**** GIVEN RECORDS ****

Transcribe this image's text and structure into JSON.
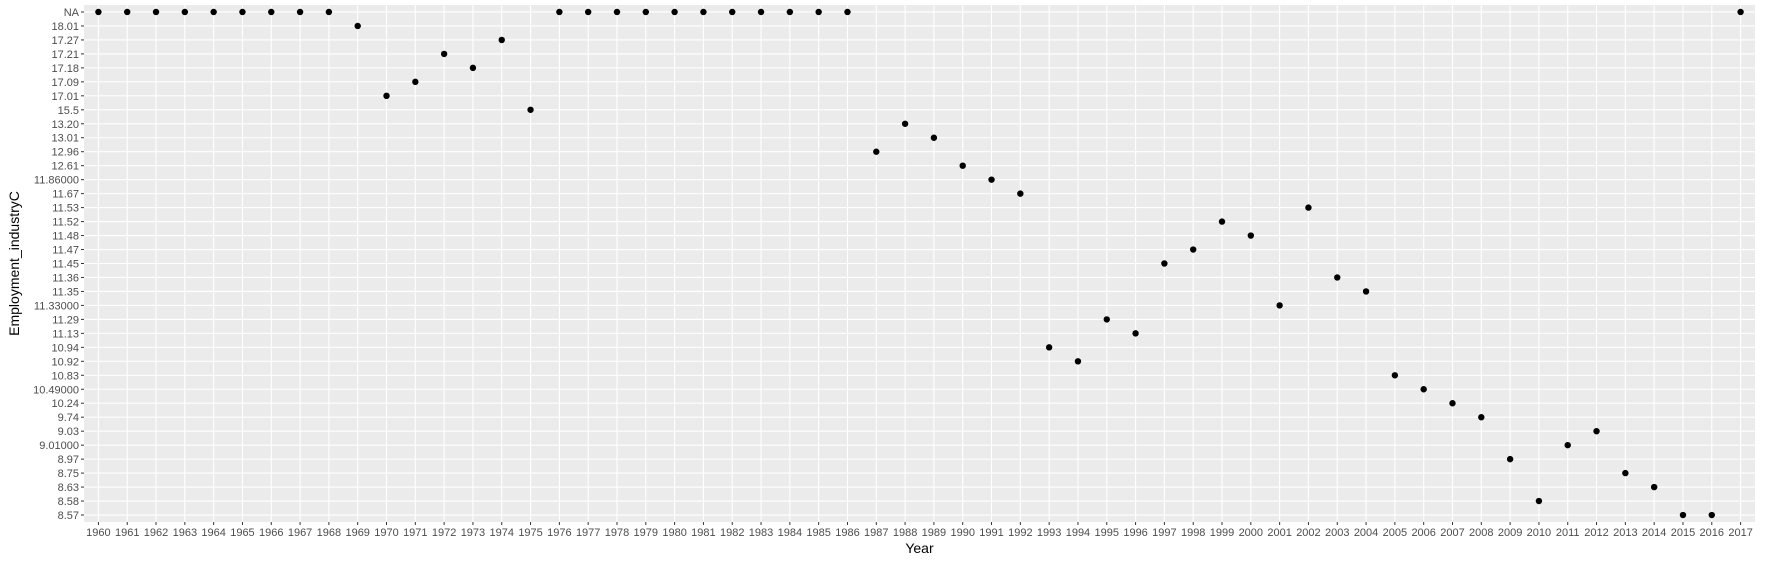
{
  "chart_data": {
    "type": "scatter",
    "title": "",
    "xlabel": "Year",
    "ylabel": "Employment_industryC",
    "x_categories": [
      "1960",
      "1961",
      "1962",
      "1963",
      "1964",
      "1965",
      "1966",
      "1967",
      "1968",
      "1969",
      "1970",
      "1971",
      "1972",
      "1973",
      "1974",
      "1975",
      "1976",
      "1977",
      "1978",
      "1979",
      "1980",
      "1981",
      "1982",
      "1983",
      "1984",
      "1985",
      "1986",
      "1987",
      "1988",
      "1989",
      "1990",
      "1991",
      "1992",
      "1993",
      "1994",
      "1995",
      "1996",
      "1997",
      "1998",
      "1999",
      "2000",
      "2001",
      "2002",
      "2003",
      "2004",
      "2005",
      "2006",
      "2007",
      "2008",
      "2009",
      "2010",
      "2011",
      "2012",
      "2013",
      "2014",
      "2015",
      "2016",
      "2017"
    ],
    "y_categories": [
      "8.57",
      "8.58",
      "8.63",
      "8.75",
      "8.97",
      "9.01000",
      "9.03",
      "9.74",
      "10.24",
      "10.49000",
      "10.83",
      "10.92",
      "10.94",
      "11.13",
      "11.29",
      "11.33000",
      "11.35",
      "11.36",
      "11.45",
      "11.47",
      "11.48",
      "11.52",
      "11.53",
      "11.67",
      "11.86000",
      "12.61",
      "12.96",
      "13.01",
      "13.20",
      "15.5",
      "17.01",
      "17.09",
      "17.18",
      "17.21",
      "17.27",
      "18.01",
      "NA"
    ],
    "points": [
      {
        "x": "1960",
        "y": "NA"
      },
      {
        "x": "1961",
        "y": "NA"
      },
      {
        "x": "1962",
        "y": "NA"
      },
      {
        "x": "1963",
        "y": "NA"
      },
      {
        "x": "1964",
        "y": "NA"
      },
      {
        "x": "1965",
        "y": "NA"
      },
      {
        "x": "1966",
        "y": "NA"
      },
      {
        "x": "1967",
        "y": "NA"
      },
      {
        "x": "1968",
        "y": "NA"
      },
      {
        "x": "1969",
        "y": "18.01"
      },
      {
        "x": "1970",
        "y": "17.01"
      },
      {
        "x": "1971",
        "y": "17.09"
      },
      {
        "x": "1972",
        "y": "17.21"
      },
      {
        "x": "1973",
        "y": "17.18"
      },
      {
        "x": "1974",
        "y": "17.27"
      },
      {
        "x": "1975",
        "y": "15.5"
      },
      {
        "x": "1976",
        "y": "NA"
      },
      {
        "x": "1977",
        "y": "NA"
      },
      {
        "x": "1978",
        "y": "NA"
      },
      {
        "x": "1979",
        "y": "NA"
      },
      {
        "x": "1980",
        "y": "NA"
      },
      {
        "x": "1981",
        "y": "NA"
      },
      {
        "x": "1982",
        "y": "NA"
      },
      {
        "x": "1983",
        "y": "NA"
      },
      {
        "x": "1984",
        "y": "NA"
      },
      {
        "x": "1985",
        "y": "NA"
      },
      {
        "x": "1986",
        "y": "NA"
      },
      {
        "x": "1987",
        "y": "12.96"
      },
      {
        "x": "1988",
        "y": "13.20"
      },
      {
        "x": "1989",
        "y": "13.01"
      },
      {
        "x": "1990",
        "y": "12.61"
      },
      {
        "x": "1991",
        "y": "11.86000"
      },
      {
        "x": "1992",
        "y": "11.67"
      },
      {
        "x": "1993",
        "y": "10.94"
      },
      {
        "x": "1994",
        "y": "10.92"
      },
      {
        "x": "1995",
        "y": "11.29"
      },
      {
        "x": "1996",
        "y": "11.13"
      },
      {
        "x": "1997",
        "y": "11.45"
      },
      {
        "x": "1998",
        "y": "11.47"
      },
      {
        "x": "1999",
        "y": "11.52"
      },
      {
        "x": "2000",
        "y": "11.48"
      },
      {
        "x": "2001",
        "y": "11.33000"
      },
      {
        "x": "2002",
        "y": "11.53"
      },
      {
        "x": "2003",
        "y": "11.36"
      },
      {
        "x": "2004",
        "y": "11.35"
      },
      {
        "x": "2005",
        "y": "10.83"
      },
      {
        "x": "2006",
        "y": "10.49000"
      },
      {
        "x": "2007",
        "y": "10.24"
      },
      {
        "x": "2008",
        "y": "9.74"
      },
      {
        "x": "2009",
        "y": "8.97"
      },
      {
        "x": "2010",
        "y": "8.58"
      },
      {
        "x": "2011",
        "y": "9.01000"
      },
      {
        "x": "2012",
        "y": "9.03"
      },
      {
        "x": "2013",
        "y": "8.75"
      },
      {
        "x": "2014",
        "y": "8.63"
      },
      {
        "x": "2015",
        "y": "8.57"
      },
      {
        "x": "2016",
        "y": "8.57"
      },
      {
        "x": "2017",
        "y": "NA"
      }
    ],
    "grid": true,
    "legend": "none",
    "colors": {
      "panel_background": "#ebebeb",
      "gridline": "#ffffff",
      "point": "#000000",
      "tick_text": "#4d4d4d",
      "tick_mark": "#333333"
    }
  }
}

****

▶ THE EXERCISE
Extract all the data above exactly, excluding every picture.

▶ COMPLETE ANSWER
Transcribe this image's text and structure into JSON.
{
  "chart_data": {
    "type": "scatter",
    "title": "",
    "xlabel": "Year",
    "ylabel": "Employment_industryC",
    "x_categories": [
      "1960",
      "1961",
      "1962",
      "1963",
      "1964",
      "1965",
      "1966",
      "1967",
      "1968",
      "1969",
      "1970",
      "1971",
      "1972",
      "1973",
      "1974",
      "1975",
      "1976",
      "1977",
      "1978",
      "1979",
      "1980",
      "1981",
      "1982",
      "1983",
      "1984",
      "1985",
      "1986",
      "1987",
      "1988",
      "1989",
      "1990",
      "1991",
      "1992",
      "1993",
      "1994",
      "1995",
      "1996",
      "1997",
      "1998",
      "1999",
      "2000",
      "2001",
      "2002",
      "2003",
      "2004",
      "2005",
      "2006",
      "2007",
      "2008",
      "2009",
      "2010",
      "2011",
      "2012",
      "2013",
      "2014",
      "2015",
      "2016",
      "2017"
    ],
    "y_categories": [
      "8.57",
      "8.58",
      "8.63",
      "8.75",
      "8.97",
      "9.01000",
      "9.03",
      "9.74",
      "10.24",
      "10.49000",
      "10.83",
      "10.92",
      "10.94",
      "11.13",
      "11.29",
      "11.33000",
      "11.35",
      "11.36",
      "11.45",
      "11.47",
      "11.48",
      "11.52",
      "11.53",
      "11.67",
      "11.86000",
      "12.61",
      "12.96",
      "13.01",
      "13.20",
      "15.5",
      "17.01",
      "17.09",
      "17.18",
      "17.21",
      "17.27",
      "18.01",
      "NA"
    ],
    "points": [
      {
        "x": "1960",
        "y": "NA"
      },
      {
        "x": "1961",
        "y": "NA"
      },
      {
        "x": "1962",
        "y": "NA"
      },
      {
        "x": "1963",
        "y": "NA"
      },
      {
        "x": "1964",
        "y": "NA"
      },
      {
        "x": "1965",
        "y": "NA"
      },
      {
        "x": "1966",
        "y": "NA"
      },
      {
        "x": "1967",
        "y": "NA"
      },
      {
        "x": "1968",
        "y": "NA"
      },
      {
        "x": "1969",
        "y": "18.01"
      },
      {
        "x": "1970",
        "y": "17.01"
      },
      {
        "x": "1971",
        "y": "17.09"
      },
      {
        "x": "1972",
        "y": "17.21"
      },
      {
        "x": "1973",
        "y": "17.18"
      },
      {
        "x": "1974",
        "y": "17.27"
      },
      {
        "x": "1975",
        "y": "15.5"
      },
      {
        "x": "1976",
        "y": "NA"
      },
      {
        "x": "1977",
        "y": "NA"
      },
      {
        "x": "1978",
        "y": "NA"
      },
      {
        "x": "1979",
        "y": "NA"
      },
      {
        "x": "1980",
        "y": "NA"
      },
      {
        "x": "1981",
        "y": "NA"
      },
      {
        "x": "1982",
        "y": "NA"
      },
      {
        "x": "1983",
        "y": "NA"
      },
      {
        "x": "1984",
        "y": "NA"
      },
      {
        "x": "1985",
        "y": "NA"
      },
      {
        "x": "1986",
        "y": "NA"
      },
      {
        "x": "1987",
        "y": "12.96"
      },
      {
        "x": "1988",
        "y": "13.20"
      },
      {
        "x": "1989",
        "y": "13.01"
      },
      {
        "x": "1990",
        "y": "12.61"
      },
      {
        "x": "1991",
        "y": "11.86000"
      },
      {
        "x": "1992",
        "y": "11.67"
      },
      {
        "x": "1993",
        "y": "10.94"
      },
      {
        "x": "1994",
        "y": "10.92"
      },
      {
        "x": "1995",
        "y": "11.29"
      },
      {
        "x": "1996",
        "y": "11.13"
      },
      {
        "x": "1997",
        "y": "11.45"
      },
      {
        "x": "1998",
        "y": "11.47"
      },
      {
        "x": "1999",
        "y": "11.52"
      },
      {
        "x": "2000",
        "y": "11.48"
      },
      {
        "x": "2001",
        "y": "11.33000"
      },
      {
        "x": "2002",
        "y": "11.53"
      },
      {
        "x": "2003",
        "y": "11.36"
      },
      {
        "x": "2004",
        "y": "11.35"
      },
      {
        "x": "2005",
        "y": "10.83"
      },
      {
        "x": "2006",
        "y": "10.49000"
      },
      {
        "x": "2007",
        "y": "10.24"
      },
      {
        "x": "2008",
        "y": "9.74"
      },
      {
        "x": "2009",
        "y": "8.97"
      },
      {
        "x": "2010",
        "y": "8.58"
      },
      {
        "x": "2011",
        "y": "9.01000"
      },
      {
        "x": "2012",
        "y": "9.03"
      },
      {
        "x": "2013",
        "y": "8.75"
      },
      {
        "x": "2014",
        "y": "8.63"
      },
      {
        "x": "2015",
        "y": "8.57"
      },
      {
        "x": "2016",
        "y": "8.57"
      },
      {
        "x": "2017",
        "y": "NA"
      }
    ],
    "grid": true,
    "legend": "none",
    "colors": {
      "panel_background": "#ebebeb",
      "gridline": "#ffffff",
      "point": "#000000",
      "tick_text": "#4d4d4d",
      "tick_mark": "#333333"
    }
  }
}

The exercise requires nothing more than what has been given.